→ EXERCISE DESCRIPTION:
Pick out the lines below that contain the string "веществом" and copy them all.

→ DATASET EXCERPTS:
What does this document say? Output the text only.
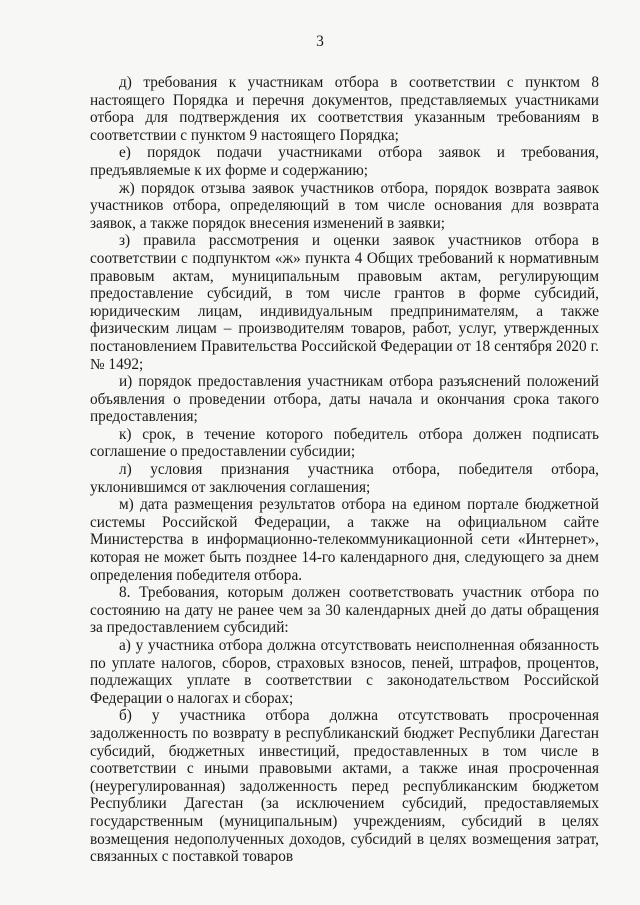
3

д) требования к участникам отбора в соответствии с пунктом 8 настоящего Порядка и перечня документов, представляемых участниками отбора для подтверждения их соответствия указанным требованиям в соответствии с пунктом 9 настоящего Порядка;

е) порядок подачи участниками отбора заявок и требования, предъявляемые к их форме и содержанию;

ж) порядок отзыва заявок участников отбора, порядок возврата заявок участников отбора, определяющий в том числе основания для возврата заявок, а также порядок внесения изменений в заявки;

з) правила рассмотрения и оценки заявок участников отбора в соответствии с подпунктом «ж» пункта 4 Общих требований к нормативным правовым актам, муниципальным правовым актам, регулирующим предоставление субсидий, в том числе грантов в форме субсидий, юридическим лицам, индивидуальным предпринимателям, а также физическим лицам – производителям товаров, работ, услуг, утвержденных постановлением Правительства Российской Федерации от 18 сентября 2020 г. № 1492;

и) порядок предоставления участникам отбора разъяснений положений объявления о проведении отбора, даты начала и окончания срока такого предоставления;

к) срок, в течение которого победитель отбора должен подписать соглашение о предоставлении субсидии;

л) условия признания участника отбора, победителя отбора, уклонившимся от заключения соглашения;

м) дата размещения результатов отбора на едином портале бюджетной системы Российской Федерации, а также на официальном сайте Министерства в информационно-телекоммуникационной сети «Интернет», которая не может быть позднее 14-го календарного дня, следующего за днем определения победителя отбора.

8. Требования, которым должен соответствовать участник отбора по состоянию на дату не ранее чем за 30 календарных дней до даты обращения за предоставлением субсидий:

а) у участника отбора должна отсутствовать неисполненная обязанность по уплате налогов, сборов, страховых взносов, пеней, штрафов, процентов, подлежащих уплате в соответствии с законодательством Российской Федерации о налогах и сборах;

б) у участника отбора должна отсутствовать просроченная задолженность по возврату в республиканский бюджет Республики Дагестан субсидий, бюджетных инвестиций, предоставленных в том числе в соответствии с иными правовыми актами, а также иная просроченная (неурегулированная) задолженность перед республиканским бюджетом Республики Дагестан (за исключением субсидий, предоставляемых государственным (муниципальным) учреждениям, субсидий в целях возмещения недополученных доходов, субсидий в целях возмещения затрат, связанных с поставкой товаров
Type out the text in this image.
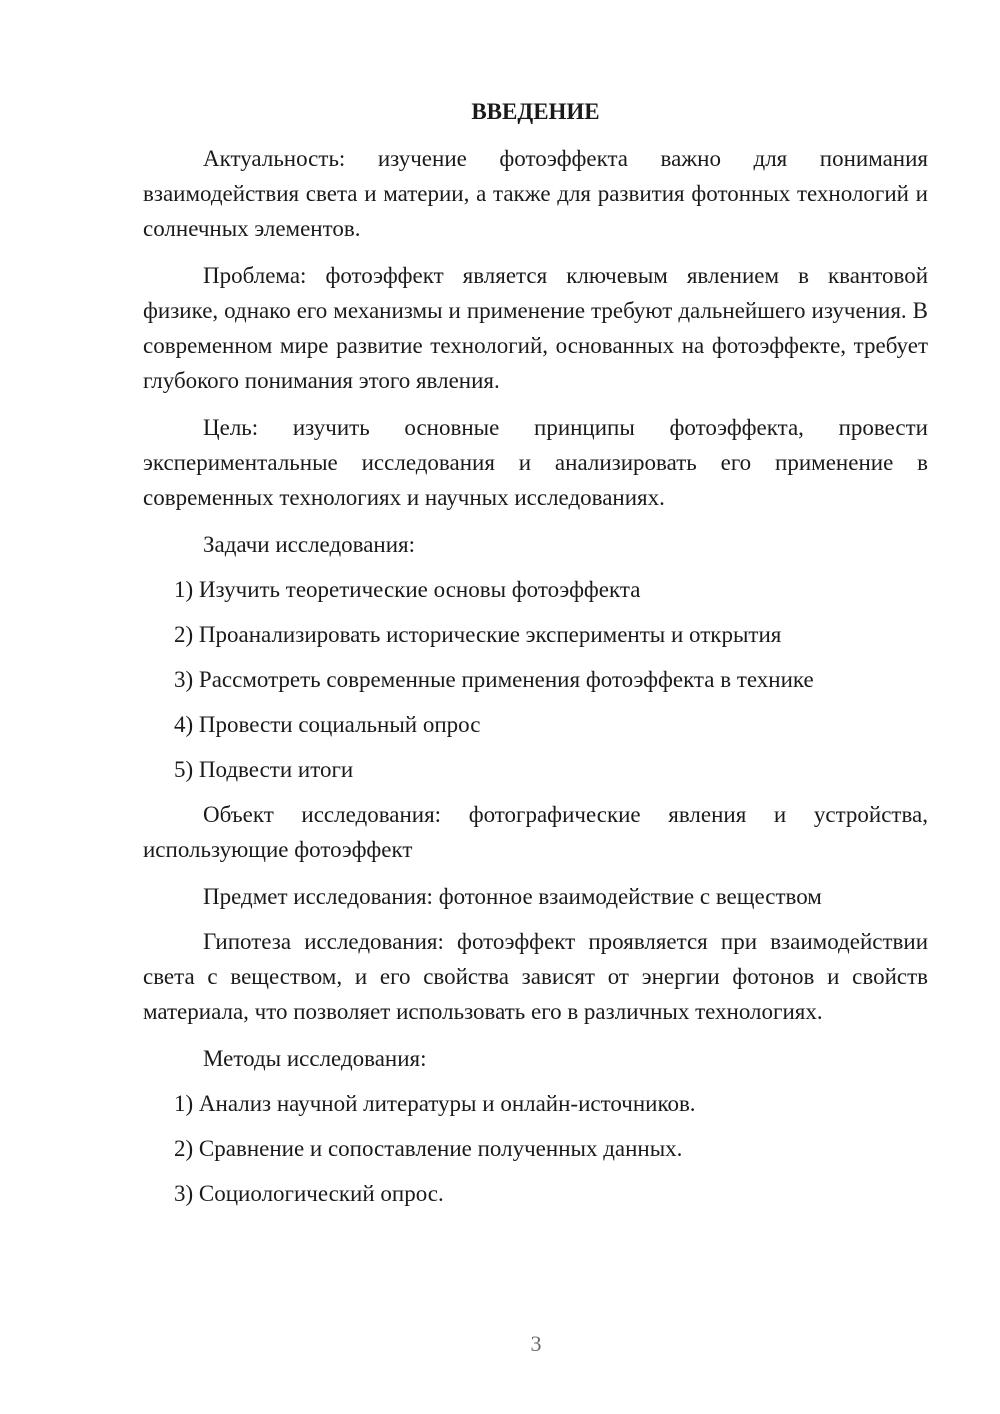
ВВЕДЕНИЕ

Актуальность: изучение фотоэффекта важно для понимания взаимодействия света и материи, а также для развития фотонных технологий и солнечных элементов.

Проблема: фотоэффект является ключевым явлением в квантовой физике, однако его механизмы и применение требуют дальнейшего изучения. В современном мире развитие технологий, основанных на фотоэффекте, требует глубокого понимания этого явления.

Цель: изучить основные принципы фотоэффекта, провести экспериментальные исследования и анализировать его применение в современных технологиях и научных исследованиях.

Задачи исследования:

1) Изучить теоретические основы фотоэффекта

2) Проанализировать исторические эксперименты и открытия

3) Рассмотреть современные применения фотоэффекта в технике

4) Провести социальный опрос

5) Подвести итоги

Объект исследования: фотографические явления и устройства, использующие фотоэффект

Предмет исследования: фотонное взаимодействие с веществом

Гипотеза исследования: фотоэффект проявляется при взаимодействии света с веществом, и его свойства зависят от энергии фотонов и свойств материала, что позволяет использовать его в различных технологиях.

Методы исследования:

1) Анализ научной литературы и онлайн-источников.

2) Сравнение и сопоставление полученных данных.

3) Социологический опрос.

3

→ SOLVED EXERCISE:
Предмет исследования: фотонное взаимодействие с веществом
Гипотеза исследования: фотоэффект проявляется при взаимодействии света с веществом, и его свойства зависят от энергии фотонов и свойств материала, что позволяет использовать его в различных технологиях.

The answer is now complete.